>> Begin RECORD EXTRACTS

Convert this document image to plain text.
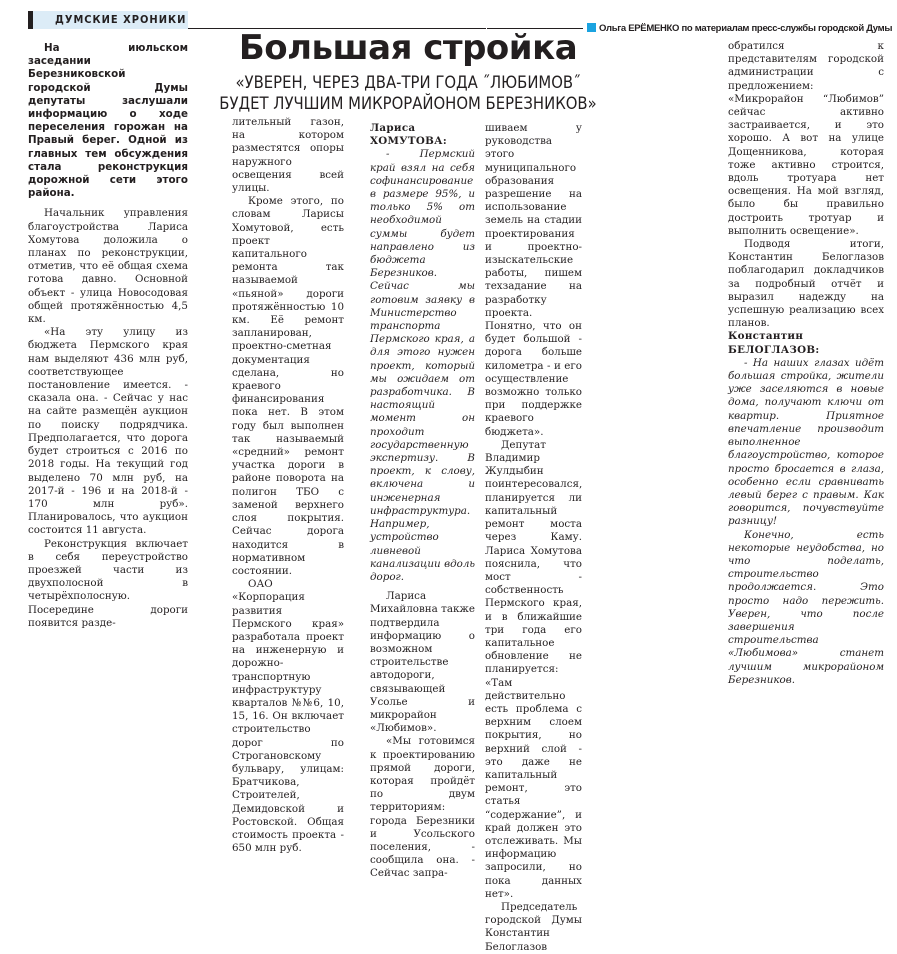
ДУМСКИЕ ХРОНИКИ
Ольга ЕРЁМЕНКО по материалам пресс-службы городской Думы
Большая стройка
«УВЕРЕН, ЧЕРЕЗ ДВА-ТРИ ГОДА ˝ЛЮБИМОВ˝
БУДЕТ ЛУЧШИМ МИКРОРАЙОНОМ БЕРЕЗНИКОВ»

На июльском заседании Березниковской городской Думы депутаты заслушали информацию о ходе переселения горожан на Правый берег. Одной из главных тем обсуждения стала реконструкция дорожной сети этого района.

Начальник управления благоустройства Лариса Хомутова доложила о планах по реконструкции, отметив, что её общая схема готова давно. Основной объект - улица Новосодовая общей протяжённостью 4,5 км.

«На эту улицу из бюджета Пермского края нам выделяют 436 млн руб, соответствующее постановление имеется. - сказала она. - Сейчас у нас на сайте размещён аукцион по поиску подрядчика. Предполагается, что дорога будет строиться с 2016 по 2018 годы. На текущий год выделено 70 млн руб, на 2017-й - 196 и на 2018-й - 170 млн руб». Планировалось, что аукцион состоится 11 августа.

Реконструкция включает в себя переустройство проезжей части из двухполосной в четырёхполосную. Посередине дороги появится разде-

лительный газон, на котором разместятся опоры наружного освещения всей улицы.

Кроме этого, по словам Ларисы Хомутовой, есть проект капитального ремонта так называемой «пьяной» дороги протяжённостью 10 км. Её ремонт запланирован, проектно-сметная документация сделана, но краевого финансирования пока нет. В этом году был выполнен так называемый «средний» ремонт участка дороги в районе поворота на полигон ТБО с заменой верхнего слоя покрытия. Сейчас дорога находится в нормативном состоянии.

ОАО «Корпорация развития Пермского края» разработала проект на инженерную и дорожно-транспортную инфраструктуру кварталов №№6, 10, 15, 16. Он включает строительство дорог по Строгановскому бульвару, улицам: Братчикова, Строителей, Демидовской и Ростовской. Общая стоимость проекта - 650 млн руб.

Лариса ХОМУТОВА:

- Пермский край взял на себя софинансирование в размере 95%, и только 5% от необходимой суммы будет направлено из бюджета Березников. Сейчас мы готовим заявку в Министерство транспорта Пермского края, а для этого нужен проект, который мы ожидаем от разработчика. В настоящий момент он проходит государственную экспертизу. В проект, к слову, включена и инженерная инфраструктура. Например, устройство ливневой канализации вдоль дорог.

Лариса Михайловна также подтвердила информацию о возможном строительстве автодороги, связывающей Усолье и микрорайон «Любимов».

«Мы готовимся к проектированию прямой дороги, которая пройдёт по двум территориям: города Березники и Усольского поселения, - сообщила она. - Сейчас запра-

шиваем у руководства этого муниципального образования разрешение на использование земель на стадии проектирования и проектно-изыскательские работы, пишем техзадание на разработку проекта. Понятно, что он будет большой - дорога больше километра - и его осуществление возможно только при поддержке краевого бюджета».

Депутат Владимир Жулдыбин поинтересовался, планируется ли капитальный ремонт моста через Каму. Лариса Хомутова пояснила, что мост - собственность Пермского края, и в ближайшие три года его капитальное обновление не планируется: «Там действительно есть проблема с верхним слоем покрытия, но верхний слой - это даже не капитальный ремонт, это статья “содержание”, и край должен это отслеживать. Мы информацию запросили, но пока данных нет».

Председатель городской Думы Константин Белоглазов

обратился к представителям городской администрации с предложением: «Микрорайон “Любимов” сейчас активно застраивается, и это хорошо. А вот на улице Дощенникова, которая тоже активно строится, вдоль тротуара нет освещения. На мой взгляд, было бы правильно достроить тротуар и выполнить освещение».

Подводя итоги, Константин Белоглазов поблагодарил докладчиков за подробный отчёт и выразил надежду на успешную реализацию всех планов.

Константин БЕЛОГЛАЗОВ:

- На наших глазах идёт большая стройка, жители уже заселяются в новые дома, получают ключи от квартир. Приятное впечатление производит выполненное благоустройство, которое просто бросается в глаза, особенно если сравнивать левый берег с правым. Как говорится, почувствуйте разницу!

Конечно, есть некоторые неудобства, но что поделать, строительство продолжается. Это просто надо пережить. Уверен, что после завершения строительства «Любимова» станет лучшим микрорайоном Березников.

>> End RECORD EXTRACTS

■ AIM:
Print the whole listing above once more, word for word, without its pictures.

■ SOLUTION FOR THIS TASK:
Convert this document image to plain text.
ДУМСКИЕ ХРОНИКИ
Ольга ЕРЁМЕНКО по материалам пресс-службы городской Думы
Большая стройка
«УВЕРЕН, ЧЕРЕЗ ДВА-ТРИ ГОДА ˝ЛЮБИМОВ˝
БУДЕТ ЛУЧШИМ МИКРОРАЙОНОМ БЕРЕЗНИКОВ»

На июльском заседании Березниковской городской Думы депутаты заслушали информацию о ходе переселения горожан на Правый берег. Одной из главных тем обсуждения стала реконструкция дорожной сети этого района.

Начальник управления благоустройства Лариса Хомутова доложила о планах по реконструкции, отметив, что её общая схема готова давно. Основной объект - улица Новосодовая общей протяжённостью 4,5 км.

«На эту улицу из бюджета Пермского края нам выделяют 436 млн руб, соответствующее постановление имеется. - сказала она. - Сейчас у нас на сайте размещён аукцион по поиску подрядчика. Предполагается, что дорога будет строиться с 2016 по 2018 годы. На текущий год выделено 70 млн руб, на 2017-й - 196 и на 2018-й - 170 млн руб». Планировалось, что аукцион состоится 11 августа.

Реконструкция включает в себя переустройство проезжей части из двухполосной в четырёхполосную. Посередине дороги появится разде-

лительный газон, на котором разместятся опоры наружного освещения всей улицы.

Кроме этого, по словам Ларисы Хомутовой, есть проект капитального ремонта так называемой «пьяной» дороги протяжённостью 10 км. Её ремонт запланирован, проектно-сметная документация сделана, но краевого финансирования пока нет. В этом году был выполнен так называемый «средний» ремонт участка дороги в районе поворота на полигон ТБО с заменой верхнего слоя покрытия. Сейчас дорога находится в нормативном состоянии.

ОАО «Корпорация развития Пермского края» разработала проект на инженерную и дорожно-транспортную инфраструктуру кварталов №№6, 10, 15, 16. Он включает строительство дорог по Строгановскому бульвару, улицам: Братчикова, Строителей, Демидовской и Ростовской. Общая стоимость проекта - 650 млн руб.

Лариса ХОМУТОВА:

- Пермский край взял на себя софинансирование в размере 95%, и только 5% от необходимой суммы будет направлено из бюджета Березников. Сейчас мы готовим заявку в Министерство транспорта Пермского края, а для этого нужен проект, который мы ожидаем от разработчика. В настоящий момент он проходит государственную экспертизу. В проект, к слову, включена и инженерная инфраструктура. Например, устройство ливневой канализации вдоль дорог.

Лариса Михайловна также подтвердила информацию о возможном строительстве автодороги, связывающей Усолье и микрорайон «Любимов».

«Мы готовимся к проектированию прямой дороги, которая пройдёт по двум территориям: города Березники и Усольского поселения, - сообщила она. - Сейчас запра-

шиваем у руководства этого муниципального образования разрешение на использование земель на стадии проектирования и проектно-изыскательские работы, пишем техзадание на разработку проекта. Понятно, что он будет большой - дорога больше километра - и его осуществление возможно только при поддержке краевого бюджета».

Депутат Владимир Жулдыбин поинтересовался, планируется ли капитальный ремонт моста через Каму. Лариса Хомутова пояснила, что мост - собственность Пермского края, и в ближайшие три года его капитальное обновление не планируется: «Там действительно есть проблема с верхним слоем покрытия, но верхний слой - это даже не капитальный ремонт, это статья “содержание”, и край должен это отслеживать. Мы информацию запросили, но пока данных нет».

Председатель городской Думы Константин Белоглазов

обратился к представителям городской администрации с предложением: «Микрорайон “Любимов” сейчас активно застраивается, и это хорошо. А вот на улице Дощенникова, которая тоже активно строится, вдоль тротуара нет освещения. На мой взгляд, было бы правильно достроить тротуар и выполнить освещение».

Подводя итоги, Константин Белоглазов поблагодарил докладчиков за подробный отчёт и выразил надежду на успешную реализацию всех планов.

Константин БЕЛОГЛАЗОВ:

- На наших глазах идёт большая стройка, жители уже заселяются в новые дома, получают ключи от квартир. Приятное впечатление производит выполненное благоустройство, которое просто бросается в глаза, особенно если сравнивать левый берег с правым. Как говорится, почувствуйте разницу!

Конечно, есть некоторые неудобства, но что поделать, строительство продолжается. Это просто надо пережить. Уверен, что после завершения строительства «Любимова» станет лучшим микрорайоном Березников.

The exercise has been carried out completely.